GIVEN EXERCISE: Across all the lines below, how many contain the string "qualité"? Please reply with the number only.

MATERIALS PROVIDED:
◇ ◇ ◇ ◇

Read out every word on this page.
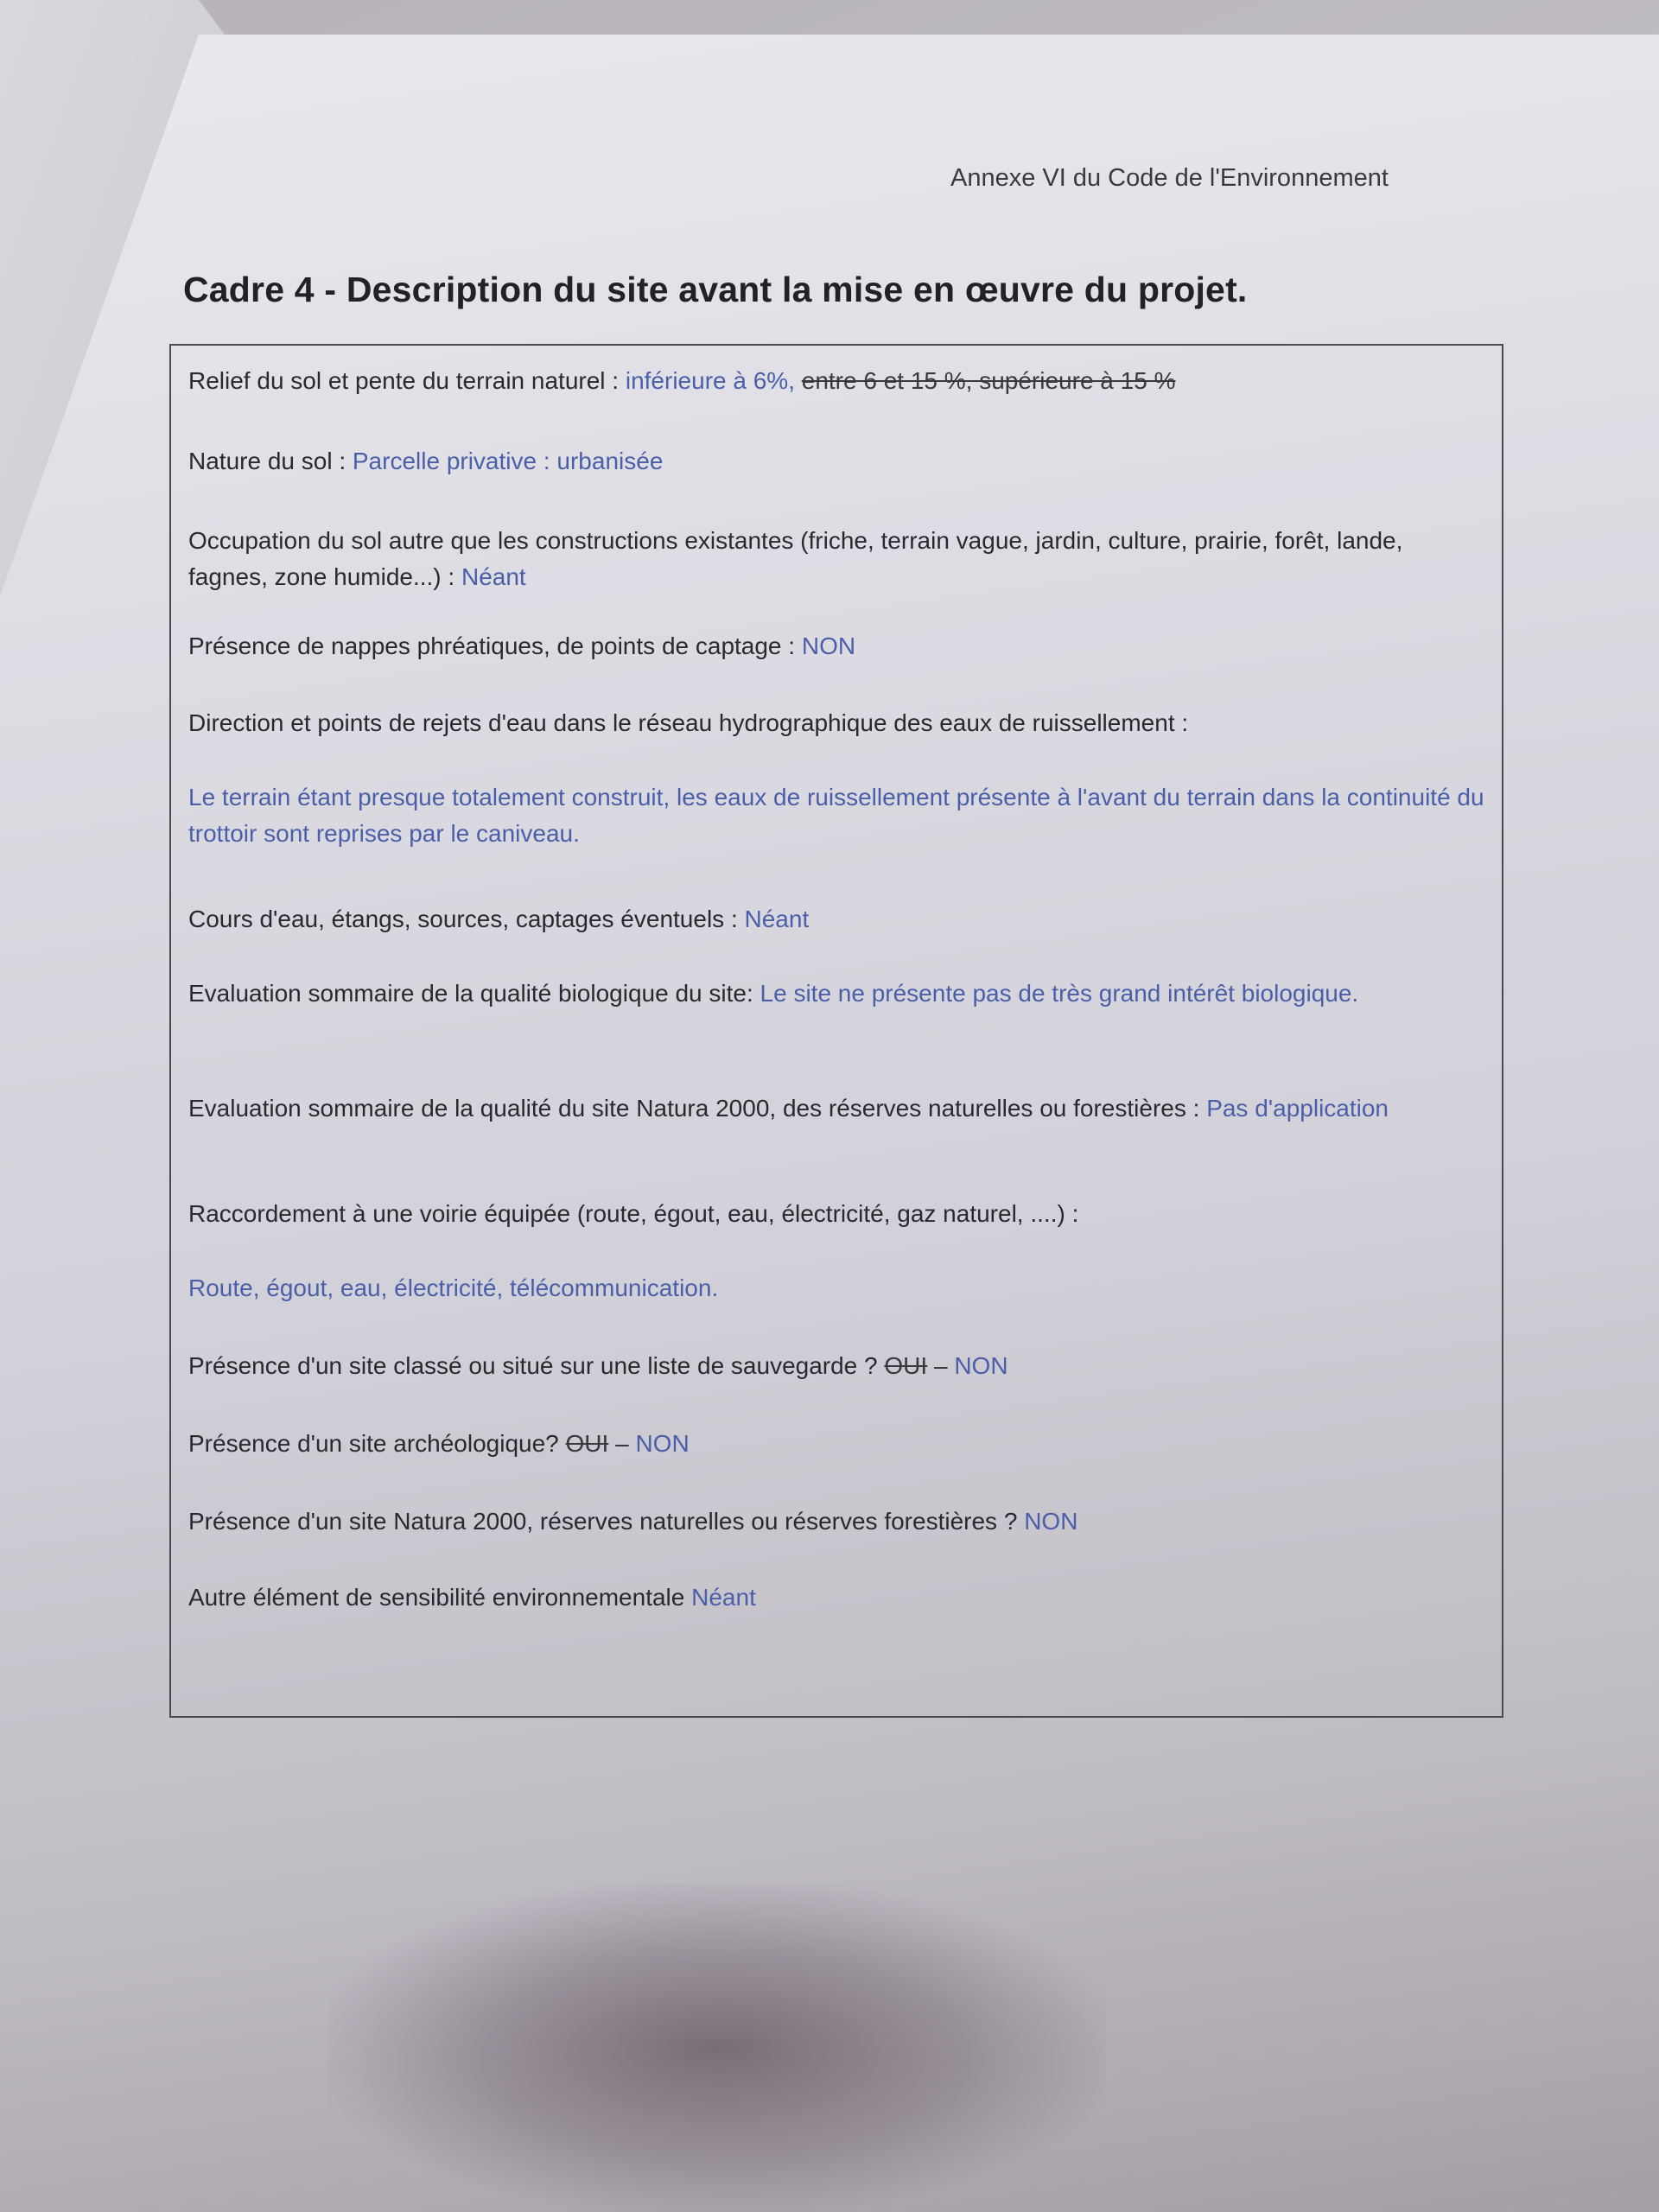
Annexe VI du Code de l'Environnement
Cadre 4 - Description du site avant la mise en œuvre du projet.
Relief du sol et pente du terrain naturel : inférieure à 6%, entre 6 et 15 %, supérieure à 15 %
Nature du sol : Parcelle privative : urbanisée
Occupation du sol autre que les constructions existantes (friche, terrain vague, jardin, culture, prairie, forêt, lande, fagnes, zone humide...) : Néant
Présence de nappes phréatiques, de points de captage : NON
Direction et points de rejets d'eau dans le réseau hydrographique des eaux de ruissellement :
Le terrain étant presque totalement construit, les eaux de ruissellement présente à l'avant du terrain dans la continuité du trottoir sont reprises par le caniveau.
Cours d'eau, étangs, sources, captages éventuels : Néant
Evaluation sommaire de la qualité biologique du site: Le site ne présente pas de très grand intérêt biologique.
Evaluation sommaire de la qualité du site Natura 2000, des réserves naturelles ou forestières : Pas d'application
Raccordement à une voirie équipée (route, égout, eau, électricité, gaz naturel, ....) :
Route, égout, eau, électricité, télécommunication.
Présence d'un site classé ou situé sur une liste de sauvegarde ? OUI – NON
Présence d'un site archéologique? OUI – NON
Présence d'un site Natura 2000, réserves naturelles ou réserves forestières ? NON
Autre élément de sensibilité environnementale Néant
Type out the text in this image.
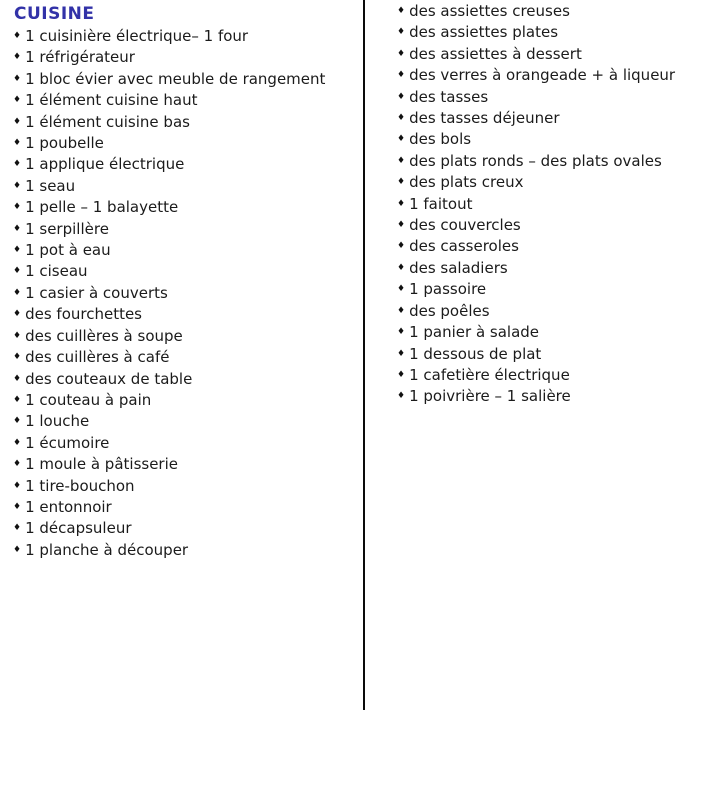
CUISINE
♦ 1 cuisinière électrique– 1 four
♦ 1 réfrigérateur
♦ 1 bloc évier avec meuble de rangement
♦ 1 élément cuisine haut
♦ 1 élément cuisine bas
♦ 1 poubelle
♦ 1 applique électrique
♦ 1 seau
♦ 1 pelle – 1 balayette
♦ 1 serpillère
♦ 1 pot à eau
♦ 1 ciseau
♦ 1 casier à couverts
♦ des fourchettes
♦ des cuillères à soupe
♦ des cuillères à café
♦ des couteaux de table
♦ 1 couteau à pain
♦ 1 louche
♦ 1 écumoire
♦ 1 moule à pâtisserie
♦ 1 tire-bouchon
♦ 1 entonnoir
♦ 1 décapsuleur
♦ 1 planche à découper
♦ des assiettes creuses
♦ des assiettes plates
♦ des assiettes à dessert
♦ des verres à orangeade + à liqueur
♦ des tasses
♦ des tasses déjeuner
♦ des bols
♦ des plats ronds – des plats ovales
♦ des plats creux
♦ 1 faitout
♦ des couvercles
♦ des casseroles
♦ des saladiers
♦ 1 passoire
♦ des poêles
♦ 1 panier à salade
♦ 1 dessous de plat
♦ 1 cafetière électrique
♦ 1 poivrière – 1 salière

◇ ◇ ◇ ◇

ANSWER TO THIS PROBLEM: 2